> **SET EXERCISE**
Write each record again exactly as it stands.

:::::

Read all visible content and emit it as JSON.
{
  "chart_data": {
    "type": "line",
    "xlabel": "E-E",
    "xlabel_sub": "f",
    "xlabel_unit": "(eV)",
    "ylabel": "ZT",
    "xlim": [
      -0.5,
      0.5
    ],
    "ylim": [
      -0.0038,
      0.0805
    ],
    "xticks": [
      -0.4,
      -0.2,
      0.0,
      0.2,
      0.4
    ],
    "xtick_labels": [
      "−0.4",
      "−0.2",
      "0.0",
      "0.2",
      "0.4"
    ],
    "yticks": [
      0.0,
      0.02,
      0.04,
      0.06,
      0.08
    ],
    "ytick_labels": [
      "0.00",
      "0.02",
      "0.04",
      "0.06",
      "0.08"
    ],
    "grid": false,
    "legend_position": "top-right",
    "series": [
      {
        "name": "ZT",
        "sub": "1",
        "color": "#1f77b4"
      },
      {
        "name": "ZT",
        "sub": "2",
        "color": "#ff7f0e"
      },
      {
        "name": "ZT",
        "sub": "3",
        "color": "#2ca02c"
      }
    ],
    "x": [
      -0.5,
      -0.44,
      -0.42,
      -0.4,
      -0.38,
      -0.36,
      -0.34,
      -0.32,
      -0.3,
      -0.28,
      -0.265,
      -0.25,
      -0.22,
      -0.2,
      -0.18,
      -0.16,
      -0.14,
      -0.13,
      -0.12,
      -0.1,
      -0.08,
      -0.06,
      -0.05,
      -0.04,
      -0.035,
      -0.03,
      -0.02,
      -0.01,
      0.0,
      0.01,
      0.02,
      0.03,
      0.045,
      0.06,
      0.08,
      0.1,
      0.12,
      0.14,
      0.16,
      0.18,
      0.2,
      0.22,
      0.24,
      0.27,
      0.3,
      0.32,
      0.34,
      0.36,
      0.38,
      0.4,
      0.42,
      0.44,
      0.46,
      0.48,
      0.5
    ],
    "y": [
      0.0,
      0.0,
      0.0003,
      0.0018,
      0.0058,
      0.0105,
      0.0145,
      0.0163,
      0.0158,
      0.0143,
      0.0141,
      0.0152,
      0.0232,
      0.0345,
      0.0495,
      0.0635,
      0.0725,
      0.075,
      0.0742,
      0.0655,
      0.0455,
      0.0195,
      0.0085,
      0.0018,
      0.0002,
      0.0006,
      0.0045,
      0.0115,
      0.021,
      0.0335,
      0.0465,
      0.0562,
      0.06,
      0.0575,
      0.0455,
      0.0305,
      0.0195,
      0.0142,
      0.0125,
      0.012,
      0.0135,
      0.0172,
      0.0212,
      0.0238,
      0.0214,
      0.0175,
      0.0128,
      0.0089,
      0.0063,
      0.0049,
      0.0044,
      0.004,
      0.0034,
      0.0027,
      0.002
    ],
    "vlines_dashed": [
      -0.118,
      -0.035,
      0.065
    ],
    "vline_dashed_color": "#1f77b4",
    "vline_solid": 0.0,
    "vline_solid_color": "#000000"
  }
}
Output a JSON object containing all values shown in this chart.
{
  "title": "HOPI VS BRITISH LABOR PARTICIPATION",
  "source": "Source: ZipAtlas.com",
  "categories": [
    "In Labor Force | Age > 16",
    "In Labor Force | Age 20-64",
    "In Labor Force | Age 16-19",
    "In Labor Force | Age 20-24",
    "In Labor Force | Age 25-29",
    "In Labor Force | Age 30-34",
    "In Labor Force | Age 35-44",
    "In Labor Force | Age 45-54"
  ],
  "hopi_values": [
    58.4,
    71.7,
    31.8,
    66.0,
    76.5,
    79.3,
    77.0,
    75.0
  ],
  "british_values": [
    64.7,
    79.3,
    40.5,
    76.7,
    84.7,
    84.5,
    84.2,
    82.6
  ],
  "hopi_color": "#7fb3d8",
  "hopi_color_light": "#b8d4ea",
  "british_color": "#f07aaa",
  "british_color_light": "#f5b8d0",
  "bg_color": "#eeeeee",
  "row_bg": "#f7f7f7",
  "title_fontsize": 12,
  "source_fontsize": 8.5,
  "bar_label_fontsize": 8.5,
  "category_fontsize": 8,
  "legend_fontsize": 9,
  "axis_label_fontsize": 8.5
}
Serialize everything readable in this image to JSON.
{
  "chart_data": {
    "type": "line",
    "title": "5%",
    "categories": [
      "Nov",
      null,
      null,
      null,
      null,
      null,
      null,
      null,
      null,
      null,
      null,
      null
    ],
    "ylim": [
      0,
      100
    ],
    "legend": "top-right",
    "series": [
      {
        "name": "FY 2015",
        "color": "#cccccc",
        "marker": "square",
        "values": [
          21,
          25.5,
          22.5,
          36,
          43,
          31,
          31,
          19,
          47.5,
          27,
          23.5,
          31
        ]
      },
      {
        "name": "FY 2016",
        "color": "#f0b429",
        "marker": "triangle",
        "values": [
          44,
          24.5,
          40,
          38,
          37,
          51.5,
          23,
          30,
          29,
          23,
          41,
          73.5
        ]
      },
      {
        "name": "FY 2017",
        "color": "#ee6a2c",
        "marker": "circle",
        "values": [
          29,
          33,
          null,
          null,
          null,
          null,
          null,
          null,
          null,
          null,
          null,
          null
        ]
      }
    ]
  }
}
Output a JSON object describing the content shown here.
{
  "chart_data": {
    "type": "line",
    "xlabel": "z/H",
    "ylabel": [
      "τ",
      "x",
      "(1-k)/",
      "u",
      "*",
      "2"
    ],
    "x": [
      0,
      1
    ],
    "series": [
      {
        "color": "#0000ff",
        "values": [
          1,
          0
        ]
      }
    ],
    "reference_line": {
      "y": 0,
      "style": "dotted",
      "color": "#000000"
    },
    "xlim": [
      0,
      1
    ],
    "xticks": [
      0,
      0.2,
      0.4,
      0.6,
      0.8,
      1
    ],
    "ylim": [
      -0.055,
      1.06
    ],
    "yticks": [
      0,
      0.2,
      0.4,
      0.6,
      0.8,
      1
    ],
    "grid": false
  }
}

:::::

> **SOLUTION BELOW**
Read all visible content and emit it as JSON.
{
  "chart_data": {
    "type": "line",
    "xlabel": "E-E",
    "xlabel_sub": "f",
    "xlabel_unit": "(eV)",
    "ylabel": "ZT",
    "xlim": [
      -0.5,
      0.5
    ],
    "ylim": [
      -0.0038,
      0.0805
    ],
    "xticks": [
      -0.4,
      -0.2,
      0.0,
      0.2,
      0.4
    ],
    "xtick_labels": [
      "−0.4",
      "−0.2",
      "0.0",
      "0.2",
      "0.4"
    ],
    "yticks": [
      0.0,
      0.02,
      0.04,
      0.06,
      0.08
    ],
    "ytick_labels": [
      "0.00",
      "0.02",
      "0.04",
      "0.06",
      "0.08"
    ],
    "grid": false,
    "legend_position": "top-right",
    "series": [
      {
        "name": "ZT",
        "sub": "1",
        "color": "#1f77b4"
      },
      {
        "name": "ZT",
        "sub": "2",
        "color": "#ff7f0e"
      },
      {
        "name": "ZT",
        "sub": "3",
        "color": "#2ca02c"
      }
    ],
    "x": [
      -0.5,
      -0.44,
      -0.42,
      -0.4,
      -0.38,
      -0.36,
      -0.34,
      -0.32,
      -0.3,
      -0.28,
      -0.265,
      -0.25,
      -0.22,
      -0.2,
      -0.18,
      -0.16,
      -0.14,
      -0.13,
      -0.12,
      -0.1,
      -0.08,
      -0.06,
      -0.05,
      -0.04,
      -0.035,
      -0.03,
      -0.02,
      -0.01,
      0.0,
      0.01,
      0.02,
      0.03,
      0.045,
      0.06,
      0.08,
      0.1,
      0.12,
      0.14,
      0.16,
      0.18,
      0.2,
      0.22,
      0.24,
      0.27,
      0.3,
      0.32,
      0.34,
      0.36,
      0.38,
      0.4,
      0.42,
      0.44,
      0.46,
      0.48,
      0.5
    ],
    "y": [
      0.0,
      0.0,
      0.0003,
      0.0018,
      0.0058,
      0.0105,
      0.0145,
      0.0163,
      0.0158,
      0.0143,
      0.0141,
      0.0152,
      0.0232,
      0.0345,
      0.0495,
      0.0635,
      0.0725,
      0.075,
      0.0742,
      0.0655,
      0.0455,
      0.0195,
      0.0085,
      0.0018,
      0.0002,
      0.0006,
      0.0045,
      0.0115,
      0.021,
      0.0335,
      0.0465,
      0.0562,
      0.06,
      0.0575,
      0.0455,
      0.0305,
      0.0195,
      0.0142,
      0.0125,
      0.012,
      0.0135,
      0.0172,
      0.0212,
      0.0238,
      0.0214,
      0.0175,
      0.0128,
      0.0089,
      0.0063,
      0.0049,
      0.0044,
      0.004,
      0.0034,
      0.0027,
      0.002
    ],
    "vlines_dashed": [
      -0.118,
      -0.035,
      0.065
    ],
    "vline_dashed_color": "#1f77b4",
    "vline_solid": 0.0,
    "vline_solid_color": "#000000"
  }
}
Output a JSON object containing all values shown in this chart.
{
  "title": "HOPI VS BRITISH LABOR PARTICIPATION",
  "source": "Source: ZipAtlas.com",
  "categories": [
    "In Labor Force | Age > 16",
    "In Labor Force | Age 20-64",
    "In Labor Force | Age 16-19",
    "In Labor Force | Age 20-24",
    "In Labor Force | Age 25-29",
    "In Labor Force | Age 30-34",
    "In Labor Force | Age 35-44",
    "In Labor Force | Age 45-54"
  ],
  "hopi_values": [
    58.4,
    71.7,
    31.8,
    66.0,
    76.5,
    79.3,
    77.0,
    75.0
  ],
  "british_values": [
    64.7,
    79.3,
    40.5,
    76.7,
    84.7,
    84.5,
    84.2,
    82.6
  ],
  "hopi_color": "#7fb3d8",
  "hopi_color_light": "#b8d4ea",
  "british_color": "#f07aaa",
  "british_color_light": "#f5b8d0",
  "bg_color": "#eeeeee",
  "row_bg": "#f7f7f7",
  "title_fontsize": 12,
  "source_fontsize": 8.5,
  "bar_label_fontsize": 8.5,
  "category_fontsize": 8,
  "legend_fontsize": 9,
  "axis_label_fontsize": 8.5
}
Serialize everything readable in this image to JSON.
{
  "chart_data": {
    "type": "line",
    "title": "5%",
    "categories": [
      "Nov",
      null,
      null,
      null,
      null,
      null,
      null,
      null,
      null,
      null,
      null,
      null
    ],
    "ylim": [
      0,
      100
    ],
    "legend": "top-right",
    "series": [
      {
        "name": "FY 2015",
        "color": "#cccccc",
        "marker": "square",
        "values": [
          21,
          25.5,
          22.5,
          36,
          43,
          31,
          31,
          19,
          47.5,
          27,
          23.5,
          31
        ]
      },
      {
        "name": "FY 2016",
        "color": "#f0b429",
        "marker": "triangle",
        "values": [
          44,
          24.5,
          40,
          38,
          37,
          51.5,
          23,
          30,
          29,
          23,
          41,
          73.5
        ]
      },
      {
        "name": "FY 2017",
        "color": "#ee6a2c",
        "marker": "circle",
        "values": [
          29,
          33,
          null,
          null,
          null,
          null,
          null,
          null,
          null,
          null,
          null,
          null
        ]
      }
    ]
  }
}
Output a JSON object describing the content shown here.
{
  "chart_data": {
    "type": "line",
    "xlabel": "z/H",
    "ylabel": [
      "τ",
      "x",
      "(1-k)/",
      "u",
      "*",
      "2"
    ],
    "x": [
      0,
      1
    ],
    "series": [
      {
        "color": "#0000ff",
        "values": [
          1,
          0
        ]
      }
    ],
    "reference_line": {
      "y": 0,
      "style": "dotted",
      "color": "#000000"
    },
    "xlim": [
      0,
      1
    ],
    "xticks": [
      0,
      0.2,
      0.4,
      0.6,
      0.8,
      1
    ],
    "ylim": [
      -0.055,
      1.06
    ],
    "yticks": [
      0,
      0.2,
      0.4,
      0.6,
      0.8,
      1
    ],
    "grid": false
  }
}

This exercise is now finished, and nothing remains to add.